EXERCISE DIRECTIONS>
Write out every line of the material as it stands, apart from the pictures.

******************************

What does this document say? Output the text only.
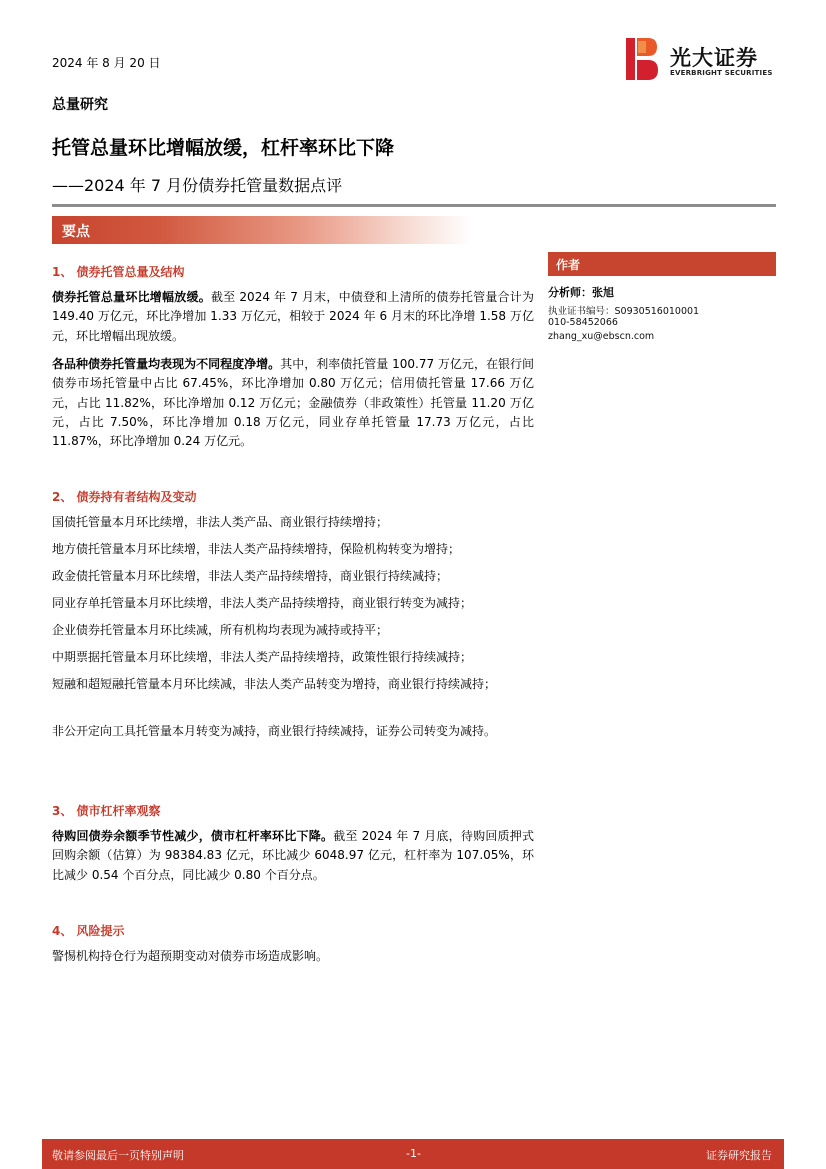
2024 年 8 月 20 日	光大证券
EVERBRIGHT SECURITIES
总量研究
托管总量环比增幅放缓，杠杆率环比下降
——2024 年 7 月份债券托管量数据点评
要点
1、 债券托管总量及结构
债券托管总量环比增幅放缓。截至 2024 年 7 月末，中债登和上清所的债券托管量合计为 149.40 万亿元，环比净增加 1.33 万亿元，相较于 2024 年 6 月末的环比净增 1.58 万亿元，环比增幅出现放缓。
各品种债券托管量均表现为不同程度净增。其中，利率债托管量 100.77 万亿元，在银行间债券市场托管量中占比 67.45%，环比净增加 0.80 万亿元；信用债托管量 17.66 万亿元，占比 11.82%，环比净增加 0.12 万亿元；金融债券（非政策性）托管量 11.20 万亿元，占比 7.50%，环比净增加 0.18 万亿元，同业存单托管量 17.73 万亿元，占比 11.87%，环比净增加 0.24 万亿元。
2、 债券持有者结构及变动
国债托管量本月环比续增，非法人类产品、商业银行持续增持；
地方债托管量本月环比续增，非法人类产品持续增持，保险机构转变为增持；
政金债托管量本月环比续增，非法人类产品持续增持，商业银行持续减持；
同业存单托管量本月环比续增，非法人类产品持续增持，商业银行转变为减持；
企业债券托管量本月环比续减，所有机构均表现为减持或持平；
中期票据托管量本月环比续增，非法人类产品持续增持，政策性银行持续减持；
短融和超短融托管量本月环比续减，非法人类产品转变为增持，商业银行持续减持；
非公开定向工具托管量本月转变为减持，商业银行持续减持，证券公司转变为减持。
3、 债市杠杆率观察
待购回债券余额季节性减少，债市杠杆率环比下降。截至 2024 年 7 月底，待购回质押式回购余额（估算）为 98384.83 亿元，环比减少 6048.97 亿元，杠杆率为 107.05%，环比减少 0.54 个百分点，同比减少 0.80 个百分点。
4、 风险提示
警惕机构持仓行为超预期变动对债券市场造成影响。
作者
分析师：张旭
执业证书编号：S0930516010001
010-58452066
zhang_xu@ebscn.com
敬请参阅最后一页特别声明	-1-	证券研究报告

******************************

IN RESPONSE>
What does this document say? Output the text only.
2024 年 8 月 20 日	光大证券
EVERBRIGHT SECURITIES
总量研究
托管总量环比增幅放缓，杠杆率环比下降
——2024 年 7 月份债券托管量数据点评
要点
1、 债券托管总量及结构
债券托管总量环比增幅放缓。截至 2024 年 7 月末，中债登和上清所的债券托管量合计为 149.40 万亿元，环比净增加 1.33 万亿元，相较于 2024 年 6 月末的环比净增 1.58 万亿元，环比增幅出现放缓。
各品种债券托管量均表现为不同程度净增。其中，利率债托管量 100.77 万亿元，在银行间债券市场托管量中占比 67.45%，环比净增加 0.80 万亿元；信用债托管量 17.66 万亿元，占比 11.82%，环比净增加 0.12 万亿元；金融债券（非政策性）托管量 11.20 万亿元，占比 7.50%，环比净增加 0.18 万亿元，同业存单托管量 17.73 万亿元，占比 11.87%，环比净增加 0.24 万亿元。
2、 债券持有者结构及变动
国债托管量本月环比续增，非法人类产品、商业银行持续增持；
地方债托管量本月环比续增，非法人类产品持续增持，保险机构转变为增持；
政金债托管量本月环比续增，非法人类产品持续增持，商业银行持续减持；
同业存单托管量本月环比续增，非法人类产品持续增持，商业银行转变为减持；
企业债券托管量本月环比续减，所有机构均表现为减持或持平；
中期票据托管量本月环比续增，非法人类产品持续增持，政策性银行持续减持；
短融和超短融托管量本月环比续减，非法人类产品转变为增持，商业银行持续减持；
非公开定向工具托管量本月转变为减持，商业银行持续减持，证券公司转变为减持。
3、 债市杠杆率观察
待购回债券余额季节性减少，债市杠杆率环比下降。截至 2024 年 7 月底，待购回质押式回购余额（估算）为 98384.83 亿元，环比减少 6048.97 亿元，杠杆率为 107.05%，环比减少 0.54 个百分点，同比减少 0.80 个百分点。
4、 风险提示
警惕机构持仓行为超预期变动对债券市场造成影响。
作者
分析师：张旭
执业证书编号：S0930516010001
010-58452066
zhang_xu@ebscn.com
敬请参阅最后一页特别声明	-1-	证券研究报告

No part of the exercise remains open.